_TASK GOAL_. Write out every entry precisely as given, leaving the pictures out.

----

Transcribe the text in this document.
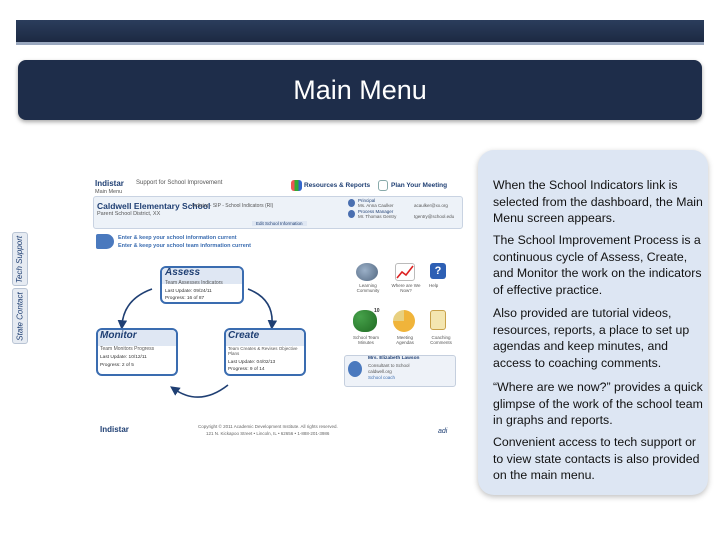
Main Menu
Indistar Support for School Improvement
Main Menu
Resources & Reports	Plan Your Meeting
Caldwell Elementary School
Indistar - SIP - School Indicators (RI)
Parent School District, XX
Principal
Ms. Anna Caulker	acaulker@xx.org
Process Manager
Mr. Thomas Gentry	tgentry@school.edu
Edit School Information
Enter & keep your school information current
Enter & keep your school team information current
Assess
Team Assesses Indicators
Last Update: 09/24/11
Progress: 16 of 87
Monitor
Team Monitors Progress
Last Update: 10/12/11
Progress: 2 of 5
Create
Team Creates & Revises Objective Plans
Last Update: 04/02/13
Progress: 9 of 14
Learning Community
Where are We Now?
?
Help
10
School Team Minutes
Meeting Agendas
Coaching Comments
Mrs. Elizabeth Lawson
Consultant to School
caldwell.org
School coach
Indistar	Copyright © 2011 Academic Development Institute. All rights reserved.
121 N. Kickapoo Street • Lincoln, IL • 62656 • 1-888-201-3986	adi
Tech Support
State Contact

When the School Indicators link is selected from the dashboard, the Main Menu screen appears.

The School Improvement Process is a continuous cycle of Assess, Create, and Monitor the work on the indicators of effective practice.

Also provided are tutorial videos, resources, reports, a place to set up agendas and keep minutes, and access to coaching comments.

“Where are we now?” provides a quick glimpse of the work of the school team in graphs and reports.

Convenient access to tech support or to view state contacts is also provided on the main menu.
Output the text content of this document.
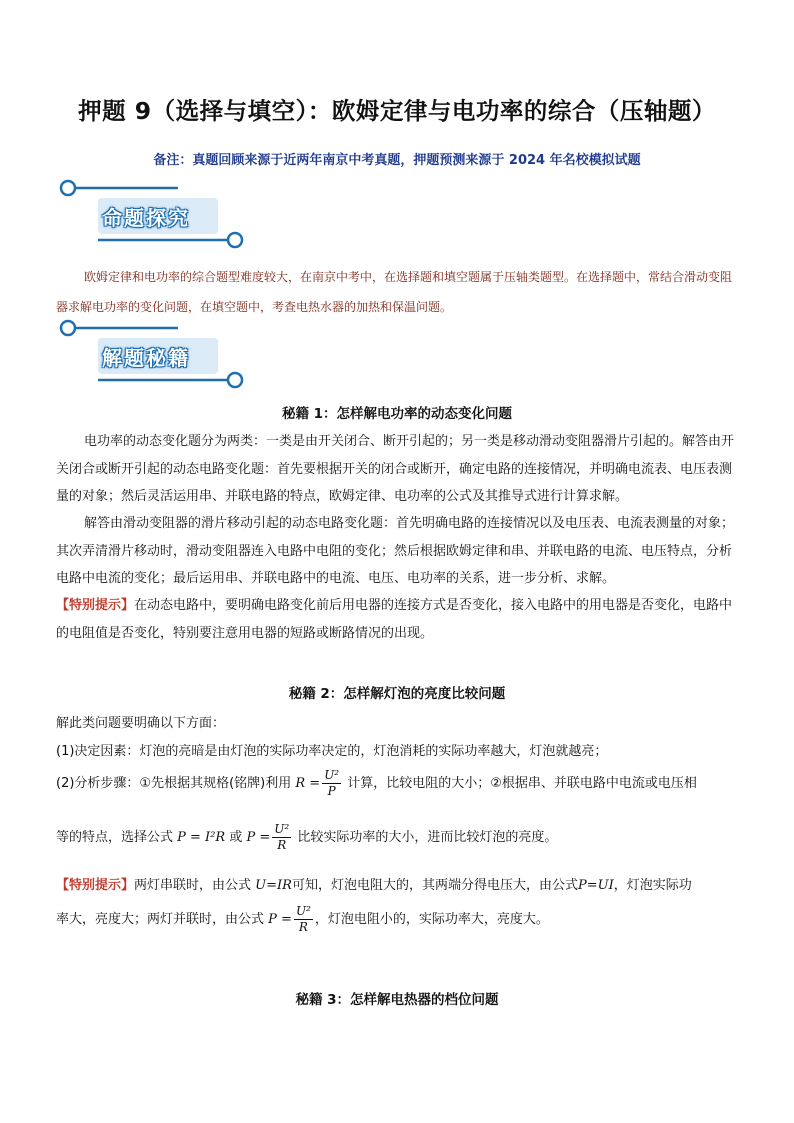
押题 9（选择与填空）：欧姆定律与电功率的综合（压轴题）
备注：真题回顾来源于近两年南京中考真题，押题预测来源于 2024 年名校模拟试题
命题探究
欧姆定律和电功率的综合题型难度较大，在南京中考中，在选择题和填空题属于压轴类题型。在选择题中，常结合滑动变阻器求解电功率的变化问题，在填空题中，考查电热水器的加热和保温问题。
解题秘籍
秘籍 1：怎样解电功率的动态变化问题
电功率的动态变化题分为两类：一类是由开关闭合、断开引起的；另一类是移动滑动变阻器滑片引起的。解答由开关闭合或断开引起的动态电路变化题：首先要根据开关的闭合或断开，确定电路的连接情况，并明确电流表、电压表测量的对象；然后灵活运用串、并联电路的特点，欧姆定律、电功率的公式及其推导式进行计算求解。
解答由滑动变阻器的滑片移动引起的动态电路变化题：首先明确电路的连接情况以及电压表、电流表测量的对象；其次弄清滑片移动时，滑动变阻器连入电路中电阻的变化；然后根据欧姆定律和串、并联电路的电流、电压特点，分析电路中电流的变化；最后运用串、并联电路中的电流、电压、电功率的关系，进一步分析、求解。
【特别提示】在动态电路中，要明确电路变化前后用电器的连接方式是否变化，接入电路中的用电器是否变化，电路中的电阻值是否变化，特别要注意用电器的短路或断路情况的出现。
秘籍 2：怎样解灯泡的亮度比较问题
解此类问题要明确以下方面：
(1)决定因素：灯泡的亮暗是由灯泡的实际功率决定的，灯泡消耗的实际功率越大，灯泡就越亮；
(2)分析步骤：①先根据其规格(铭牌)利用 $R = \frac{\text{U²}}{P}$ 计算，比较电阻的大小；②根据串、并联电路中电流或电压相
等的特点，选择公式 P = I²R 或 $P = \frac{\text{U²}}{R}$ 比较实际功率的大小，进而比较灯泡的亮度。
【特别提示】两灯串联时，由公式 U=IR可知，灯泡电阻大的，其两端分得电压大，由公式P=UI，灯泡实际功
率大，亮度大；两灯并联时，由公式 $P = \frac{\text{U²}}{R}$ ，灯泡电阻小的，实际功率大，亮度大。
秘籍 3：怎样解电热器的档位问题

----

_RESPONSE TO THIS EXERCISE_.
Transcribe the text in this document.
Main Menu
Indistar Support for School Improvement
Main Menu
Resources & Reports	Plan Your Meeting
Caldwell Elementary School
Indistar - SIP - School Indicators (RI)
Parent School District, XX
Principal
Ms. Anna Caulker	acaulker@xx.org
Process Manager
Mr. Thomas Gentry	tgentry@school.edu
Edit School Information
Enter & keep your school information current
Enter & keep your school team information current
Assess
Team Assesses Indicators
Last Update: 09/24/11
Progress: 16 of 87
Monitor
Team Monitors Progress
Last Update: 10/12/11
Progress: 2 of 5
Create
Team Creates & Revises Objective Plans
Last Update: 04/02/13
Progress: 9 of 14
Learning Community
Where are We Now?
?
Help
10
School Team Minutes
Meeting Agendas
Coaching Comments
Mrs. Elizabeth Lawson
Consultant to School
caldwell.org
School coach
Indistar	Copyright © 2011 Academic Development Institute. All rights reserved.
121 N. Kickapoo Street • Lincoln, IL • 62656 • 1-888-201-3986	adi
Tech Support
State Contact

When the School Indicators link is selected from the dashboard, the Main Menu screen appears.

The School Improvement Process is a continuous cycle of Assess, Create, and Monitor the work on the indicators of effective practice.

Also provided are tutorial videos, resources, reports, a place to set up agendas and keep minutes, and access to coaching comments.

“Where are we now?” provides a quick glimpse of the work of the school team in graphs and reports.

Convenient access to tech support or to view state contacts is also provided on the main menu.
Output the text content of this document.
押题 9（选择与填空）：欧姆定律与电功率的综合（压轴题）
备注：真题回顾来源于近两年南京中考真题，押题预测来源于 2024 年名校模拟试题
命题探究
欧姆定律和电功率的综合题型难度较大，在南京中考中，在选择题和填空题属于压轴类题型。在选择题中，常结合滑动变阻器求解电功率的变化问题，在填空题中，考查电热水器的加热和保温问题。
解题秘籍
秘籍 1：怎样解电功率的动态变化问题
电功率的动态变化题分为两类：一类是由开关闭合、断开引起的；另一类是移动滑动变阻器滑片引起的。解答由开关闭合或断开引起的动态电路变化题：首先要根据开关的闭合或断开，确定电路的连接情况，并明确电流表、电压表测量的对象；然后灵活运用串、并联电路的特点，欧姆定律、电功率的公式及其推导式进行计算求解。
解答由滑动变阻器的滑片移动引起的动态电路变化题：首先明确电路的连接情况以及电压表、电流表测量的对象；其次弄清滑片移动时，滑动变阻器连入电路中电阻的变化；然后根据欧姆定律和串、并联电路的电流、电压特点，分析电路中电流的变化；最后运用串、并联电路中的电流、电压、电功率的关系，进一步分析、求解。
【特别提示】在动态电路中，要明确电路变化前后用电器的连接方式是否变化，接入电路中的用电器是否变化，电路中的电阻值是否变化，特别要注意用电器的短路或断路情况的出现。
秘籍 2：怎样解灯泡的亮度比较问题
解此类问题要明确以下方面：
(1)决定因素：灯泡的亮暗是由灯泡的实际功率决定的，灯泡消耗的实际功率越大，灯泡就越亮；
(2)分析步骤：①先根据其规格(铭牌)利用 $R = \frac{\text{U²}}{P}$ 计算，比较电阻的大小；②根据串、并联电路中电流或电压相
等的特点，选择公式 P = I²R 或 $P = \frac{\text{U²}}{R}$ 比较实际功率的大小，进而比较灯泡的亮度。
【特别提示】两灯串联时，由公式 U=IR可知，灯泡电阻大的，其两端分得电压大，由公式P=UI，灯泡实际功
率大，亮度大；两灯并联时，由公式 $P = \frac{\text{U²}}{R}$ ，灯泡电阻小的，实际功率大，亮度大。
秘籍 3：怎样解电热器的档位问题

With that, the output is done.